Written request:
Repeat the material exactly, every line of it.

Task material:
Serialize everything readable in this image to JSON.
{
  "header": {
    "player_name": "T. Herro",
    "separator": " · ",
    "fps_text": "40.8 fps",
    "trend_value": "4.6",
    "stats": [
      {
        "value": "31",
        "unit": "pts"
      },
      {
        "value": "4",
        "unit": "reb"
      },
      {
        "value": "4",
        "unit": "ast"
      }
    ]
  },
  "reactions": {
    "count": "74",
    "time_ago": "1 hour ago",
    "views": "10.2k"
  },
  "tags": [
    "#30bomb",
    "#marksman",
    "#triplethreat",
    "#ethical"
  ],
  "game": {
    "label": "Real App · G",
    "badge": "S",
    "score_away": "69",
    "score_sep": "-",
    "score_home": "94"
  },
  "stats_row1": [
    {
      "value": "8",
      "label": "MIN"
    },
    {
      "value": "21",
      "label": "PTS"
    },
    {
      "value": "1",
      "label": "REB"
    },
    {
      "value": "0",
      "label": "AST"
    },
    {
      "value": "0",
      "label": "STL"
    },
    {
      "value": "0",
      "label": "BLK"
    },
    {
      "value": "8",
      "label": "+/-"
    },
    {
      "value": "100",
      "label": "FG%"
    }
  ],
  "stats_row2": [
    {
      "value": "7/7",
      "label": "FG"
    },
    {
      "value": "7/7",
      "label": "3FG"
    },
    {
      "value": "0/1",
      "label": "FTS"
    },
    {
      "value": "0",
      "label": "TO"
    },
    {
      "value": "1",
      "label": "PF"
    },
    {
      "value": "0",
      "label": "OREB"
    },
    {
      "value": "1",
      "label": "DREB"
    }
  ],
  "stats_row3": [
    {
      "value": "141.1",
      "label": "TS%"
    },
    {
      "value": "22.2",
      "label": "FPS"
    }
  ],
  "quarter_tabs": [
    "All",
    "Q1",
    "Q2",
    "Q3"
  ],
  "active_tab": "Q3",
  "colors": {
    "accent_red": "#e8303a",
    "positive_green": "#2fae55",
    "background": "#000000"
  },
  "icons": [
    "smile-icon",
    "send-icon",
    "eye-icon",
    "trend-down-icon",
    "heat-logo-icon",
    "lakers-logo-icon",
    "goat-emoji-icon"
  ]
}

The response:
Serialize everything readable in this image to JSON.
{
  "header": {
    "player_name": "T. Herro",
    "separator": " · ",
    "fps_text": "40.8 fps",
    "trend_value": "4.6",
    "stats": [
      {
        "value": "31",
        "unit": "pts"
      },
      {
        "value": "4",
        "unit": "reb"
      },
      {
        "value": "4",
        "unit": "ast"
      }
    ]
  },
  "reactions": {
    "count": "74",
    "time_ago": "1 hour ago",
    "views": "10.2k"
  },
  "tags": [
    "#30bomb",
    "#marksman",
    "#triplethreat",
    "#ethical"
  ],
  "game": {
    "label": "Real App · G",
    "badge": "S",
    "score_away": "69",
    "score_sep": "-",
    "score_home": "94"
  },
  "stats_row1": [
    {
      "value": "8",
      "label": "MIN"
    },
    {
      "value": "21",
      "label": "PTS"
    },
    {
      "value": "1",
      "label": "REB"
    },
    {
      "value": "0",
      "label": "AST"
    },
    {
      "value": "0",
      "label": "STL"
    },
    {
      "value": "0",
      "label": "BLK"
    },
    {
      "value": "8",
      "label": "+/-"
    },
    {
      "value": "100",
      "label": "FG%"
    }
  ],
  "stats_row2": [
    {
      "value": "7/7",
      "label": "FG"
    },
    {
      "value": "7/7",
      "label": "3FG"
    },
    {
      "value": "0/1",
      "label": "FTS"
    },
    {
      "value": "0",
      "label": "TO"
    },
    {
      "value": "1",
      "label": "PF"
    },
    {
      "value": "0",
      "label": "OREB"
    },
    {
      "value": "1",
      "label": "DREB"
    }
  ],
  "stats_row3": [
    {
      "value": "141.1",
      "label": "TS%"
    },
    {
      "value": "22.2",
      "label": "FPS"
    }
  ],
  "quarter_tabs": [
    "All",
    "Q1",
    "Q2",
    "Q3"
  ],
  "active_tab": "Q3",
  "colors": {
    "accent_red": "#e8303a",
    "positive_green": "#2fae55",
    "background": "#000000"
  },
  "icons": [
    "smile-icon",
    "send-icon",
    "eye-icon",
    "trend-down-icon",
    "heat-logo-icon",
    "lakers-logo-icon",
    "goat-emoji-icon"
  ]
}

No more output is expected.